Dataset rows about figures

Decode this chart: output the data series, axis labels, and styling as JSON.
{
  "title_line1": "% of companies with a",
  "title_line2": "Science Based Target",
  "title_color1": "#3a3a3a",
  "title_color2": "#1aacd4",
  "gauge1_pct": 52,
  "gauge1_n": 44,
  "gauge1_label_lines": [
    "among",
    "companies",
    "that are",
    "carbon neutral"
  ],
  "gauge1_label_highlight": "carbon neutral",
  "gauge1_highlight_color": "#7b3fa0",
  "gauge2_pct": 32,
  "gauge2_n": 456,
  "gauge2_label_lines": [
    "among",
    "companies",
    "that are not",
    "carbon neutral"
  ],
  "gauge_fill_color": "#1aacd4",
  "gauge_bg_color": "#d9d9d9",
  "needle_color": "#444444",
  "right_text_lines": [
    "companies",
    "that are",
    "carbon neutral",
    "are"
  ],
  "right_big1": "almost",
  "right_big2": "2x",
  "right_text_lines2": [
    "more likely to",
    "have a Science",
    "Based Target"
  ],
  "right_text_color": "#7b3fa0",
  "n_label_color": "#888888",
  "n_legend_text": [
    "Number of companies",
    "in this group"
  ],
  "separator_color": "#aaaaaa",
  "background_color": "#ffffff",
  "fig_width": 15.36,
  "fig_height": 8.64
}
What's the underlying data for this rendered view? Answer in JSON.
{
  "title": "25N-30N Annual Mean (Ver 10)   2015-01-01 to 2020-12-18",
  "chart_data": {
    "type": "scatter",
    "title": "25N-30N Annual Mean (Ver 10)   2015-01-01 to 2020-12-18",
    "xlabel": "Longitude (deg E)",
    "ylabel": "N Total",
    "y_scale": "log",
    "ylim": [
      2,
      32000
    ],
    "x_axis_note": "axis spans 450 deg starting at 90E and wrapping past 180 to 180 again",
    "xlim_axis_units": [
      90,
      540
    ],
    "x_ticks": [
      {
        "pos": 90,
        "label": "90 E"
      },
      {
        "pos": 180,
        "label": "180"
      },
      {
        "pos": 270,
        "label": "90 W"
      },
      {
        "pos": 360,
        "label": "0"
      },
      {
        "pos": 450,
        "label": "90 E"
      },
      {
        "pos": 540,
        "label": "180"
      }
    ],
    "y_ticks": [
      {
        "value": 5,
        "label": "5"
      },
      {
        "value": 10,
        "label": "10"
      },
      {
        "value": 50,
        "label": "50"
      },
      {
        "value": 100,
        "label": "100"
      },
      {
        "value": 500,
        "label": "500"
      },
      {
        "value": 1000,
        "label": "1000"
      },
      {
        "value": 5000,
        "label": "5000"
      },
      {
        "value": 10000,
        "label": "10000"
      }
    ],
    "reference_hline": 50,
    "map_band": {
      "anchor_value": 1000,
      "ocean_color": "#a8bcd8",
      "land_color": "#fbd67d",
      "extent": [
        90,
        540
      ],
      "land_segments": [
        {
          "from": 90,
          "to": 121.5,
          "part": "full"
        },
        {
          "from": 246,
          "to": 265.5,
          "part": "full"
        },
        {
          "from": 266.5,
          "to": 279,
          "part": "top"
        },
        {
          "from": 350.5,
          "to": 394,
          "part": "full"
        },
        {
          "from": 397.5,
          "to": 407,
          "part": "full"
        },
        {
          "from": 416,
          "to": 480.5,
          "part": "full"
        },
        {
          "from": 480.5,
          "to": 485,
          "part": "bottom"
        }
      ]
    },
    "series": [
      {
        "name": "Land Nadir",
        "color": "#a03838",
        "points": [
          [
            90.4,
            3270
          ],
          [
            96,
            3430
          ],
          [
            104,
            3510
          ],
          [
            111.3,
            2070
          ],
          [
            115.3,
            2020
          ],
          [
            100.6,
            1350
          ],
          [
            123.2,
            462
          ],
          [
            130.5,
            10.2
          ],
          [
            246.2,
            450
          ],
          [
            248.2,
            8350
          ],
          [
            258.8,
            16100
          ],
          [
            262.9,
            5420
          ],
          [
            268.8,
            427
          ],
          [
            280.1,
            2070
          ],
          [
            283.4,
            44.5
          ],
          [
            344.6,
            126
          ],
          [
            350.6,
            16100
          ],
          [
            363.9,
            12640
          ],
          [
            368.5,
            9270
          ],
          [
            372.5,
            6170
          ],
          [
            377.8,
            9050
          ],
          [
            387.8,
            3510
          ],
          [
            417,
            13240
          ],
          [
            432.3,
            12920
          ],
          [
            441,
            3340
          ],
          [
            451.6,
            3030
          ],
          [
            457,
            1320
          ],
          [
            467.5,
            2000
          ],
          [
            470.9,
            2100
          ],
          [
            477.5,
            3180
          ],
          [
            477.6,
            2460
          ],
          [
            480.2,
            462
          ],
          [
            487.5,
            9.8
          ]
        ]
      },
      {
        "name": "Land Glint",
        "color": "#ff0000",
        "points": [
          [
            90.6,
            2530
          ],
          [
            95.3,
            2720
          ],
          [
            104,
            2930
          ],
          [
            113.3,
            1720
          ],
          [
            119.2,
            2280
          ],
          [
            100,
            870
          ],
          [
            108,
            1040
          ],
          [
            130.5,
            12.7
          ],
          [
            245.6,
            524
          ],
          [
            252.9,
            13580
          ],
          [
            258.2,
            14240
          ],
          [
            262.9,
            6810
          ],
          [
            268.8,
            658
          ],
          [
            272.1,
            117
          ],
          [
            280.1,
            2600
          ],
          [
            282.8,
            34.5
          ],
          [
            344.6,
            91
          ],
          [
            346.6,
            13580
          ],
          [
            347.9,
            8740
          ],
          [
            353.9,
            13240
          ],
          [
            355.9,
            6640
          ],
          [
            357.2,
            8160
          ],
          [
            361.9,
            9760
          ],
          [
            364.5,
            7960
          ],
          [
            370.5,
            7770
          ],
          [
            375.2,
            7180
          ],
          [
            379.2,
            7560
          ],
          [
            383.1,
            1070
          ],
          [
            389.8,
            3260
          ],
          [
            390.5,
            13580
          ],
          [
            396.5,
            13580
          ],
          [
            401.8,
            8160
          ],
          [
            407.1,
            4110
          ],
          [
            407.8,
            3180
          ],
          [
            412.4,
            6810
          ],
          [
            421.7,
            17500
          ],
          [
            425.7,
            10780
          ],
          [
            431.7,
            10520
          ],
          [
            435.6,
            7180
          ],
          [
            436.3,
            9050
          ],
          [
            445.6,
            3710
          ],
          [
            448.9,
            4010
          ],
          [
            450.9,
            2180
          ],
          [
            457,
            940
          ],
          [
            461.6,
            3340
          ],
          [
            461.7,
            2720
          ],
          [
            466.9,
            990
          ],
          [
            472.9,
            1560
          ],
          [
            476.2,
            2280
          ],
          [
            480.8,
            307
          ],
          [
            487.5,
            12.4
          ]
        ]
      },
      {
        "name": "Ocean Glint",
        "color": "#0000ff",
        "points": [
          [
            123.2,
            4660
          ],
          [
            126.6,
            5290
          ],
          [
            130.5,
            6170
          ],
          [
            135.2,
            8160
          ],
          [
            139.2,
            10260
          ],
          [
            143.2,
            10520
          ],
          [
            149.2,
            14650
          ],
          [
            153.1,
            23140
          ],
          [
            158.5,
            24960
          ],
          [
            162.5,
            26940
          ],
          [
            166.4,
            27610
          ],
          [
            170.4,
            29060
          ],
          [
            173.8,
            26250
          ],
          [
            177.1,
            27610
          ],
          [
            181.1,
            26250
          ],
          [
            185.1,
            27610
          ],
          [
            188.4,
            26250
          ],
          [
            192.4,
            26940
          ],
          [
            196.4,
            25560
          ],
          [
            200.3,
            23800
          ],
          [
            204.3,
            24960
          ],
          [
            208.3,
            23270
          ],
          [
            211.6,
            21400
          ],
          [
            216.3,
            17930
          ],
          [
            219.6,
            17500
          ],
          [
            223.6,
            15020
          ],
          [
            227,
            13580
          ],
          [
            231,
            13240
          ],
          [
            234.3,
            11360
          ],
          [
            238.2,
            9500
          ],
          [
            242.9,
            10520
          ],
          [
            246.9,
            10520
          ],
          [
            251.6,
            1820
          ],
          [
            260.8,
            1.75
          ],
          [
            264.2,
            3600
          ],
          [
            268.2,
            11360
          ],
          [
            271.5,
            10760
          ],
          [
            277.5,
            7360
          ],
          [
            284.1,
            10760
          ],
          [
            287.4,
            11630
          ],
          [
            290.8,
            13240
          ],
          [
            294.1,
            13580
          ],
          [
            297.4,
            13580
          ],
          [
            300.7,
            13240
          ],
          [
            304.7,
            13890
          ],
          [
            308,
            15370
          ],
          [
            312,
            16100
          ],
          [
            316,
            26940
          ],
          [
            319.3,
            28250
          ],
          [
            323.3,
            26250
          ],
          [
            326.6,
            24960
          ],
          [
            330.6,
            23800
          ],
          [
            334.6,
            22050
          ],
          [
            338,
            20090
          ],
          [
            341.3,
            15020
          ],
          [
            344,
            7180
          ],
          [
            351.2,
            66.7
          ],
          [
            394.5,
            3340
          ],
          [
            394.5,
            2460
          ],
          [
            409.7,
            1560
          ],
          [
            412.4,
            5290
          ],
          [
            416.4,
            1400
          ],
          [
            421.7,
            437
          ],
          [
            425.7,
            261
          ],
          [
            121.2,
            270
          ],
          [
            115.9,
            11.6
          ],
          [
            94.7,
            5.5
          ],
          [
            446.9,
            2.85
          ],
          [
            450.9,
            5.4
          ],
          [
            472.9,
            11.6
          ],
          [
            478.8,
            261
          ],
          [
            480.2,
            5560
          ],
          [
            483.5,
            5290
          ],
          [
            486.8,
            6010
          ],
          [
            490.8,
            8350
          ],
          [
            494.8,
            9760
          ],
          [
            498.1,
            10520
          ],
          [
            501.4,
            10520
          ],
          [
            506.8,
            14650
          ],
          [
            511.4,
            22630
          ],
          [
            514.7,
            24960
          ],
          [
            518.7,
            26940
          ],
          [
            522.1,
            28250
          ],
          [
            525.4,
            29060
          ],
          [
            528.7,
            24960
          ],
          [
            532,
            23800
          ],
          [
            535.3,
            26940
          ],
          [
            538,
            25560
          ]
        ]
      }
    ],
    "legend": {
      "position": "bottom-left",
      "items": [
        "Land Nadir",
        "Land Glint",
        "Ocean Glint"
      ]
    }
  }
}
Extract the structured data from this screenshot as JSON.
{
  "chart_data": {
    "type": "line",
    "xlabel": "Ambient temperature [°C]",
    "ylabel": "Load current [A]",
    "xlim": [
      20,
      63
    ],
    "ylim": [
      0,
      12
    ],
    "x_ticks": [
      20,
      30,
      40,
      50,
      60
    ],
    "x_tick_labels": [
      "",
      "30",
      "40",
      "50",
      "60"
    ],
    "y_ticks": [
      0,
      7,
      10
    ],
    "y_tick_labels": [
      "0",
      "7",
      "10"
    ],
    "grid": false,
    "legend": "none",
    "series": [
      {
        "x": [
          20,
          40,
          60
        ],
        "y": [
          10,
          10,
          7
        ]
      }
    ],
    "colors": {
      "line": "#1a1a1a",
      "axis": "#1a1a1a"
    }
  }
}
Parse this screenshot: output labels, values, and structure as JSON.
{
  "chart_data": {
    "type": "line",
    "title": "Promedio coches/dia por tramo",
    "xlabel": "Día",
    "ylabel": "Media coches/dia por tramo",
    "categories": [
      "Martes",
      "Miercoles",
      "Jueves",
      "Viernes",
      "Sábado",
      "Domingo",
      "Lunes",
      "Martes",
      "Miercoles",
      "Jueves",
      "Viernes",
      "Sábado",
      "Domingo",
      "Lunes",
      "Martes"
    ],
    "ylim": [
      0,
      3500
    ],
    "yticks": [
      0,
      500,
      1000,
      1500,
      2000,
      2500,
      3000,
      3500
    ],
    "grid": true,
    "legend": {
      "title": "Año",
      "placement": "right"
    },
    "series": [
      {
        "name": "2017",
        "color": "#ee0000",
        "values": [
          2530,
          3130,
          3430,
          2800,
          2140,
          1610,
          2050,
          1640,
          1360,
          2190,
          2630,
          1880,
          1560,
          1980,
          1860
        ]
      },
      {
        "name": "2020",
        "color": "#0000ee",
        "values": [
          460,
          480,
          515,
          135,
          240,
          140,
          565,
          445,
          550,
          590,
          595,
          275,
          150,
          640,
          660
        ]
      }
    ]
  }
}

**Brief**: Locate the lines above that hold the word "output". Show every one of them.

**Solved exercise**:
Decode this chart: output the data series, axis labels, and styling as JSON.
Parse this screenshot: output labels, values, and structure as JSON.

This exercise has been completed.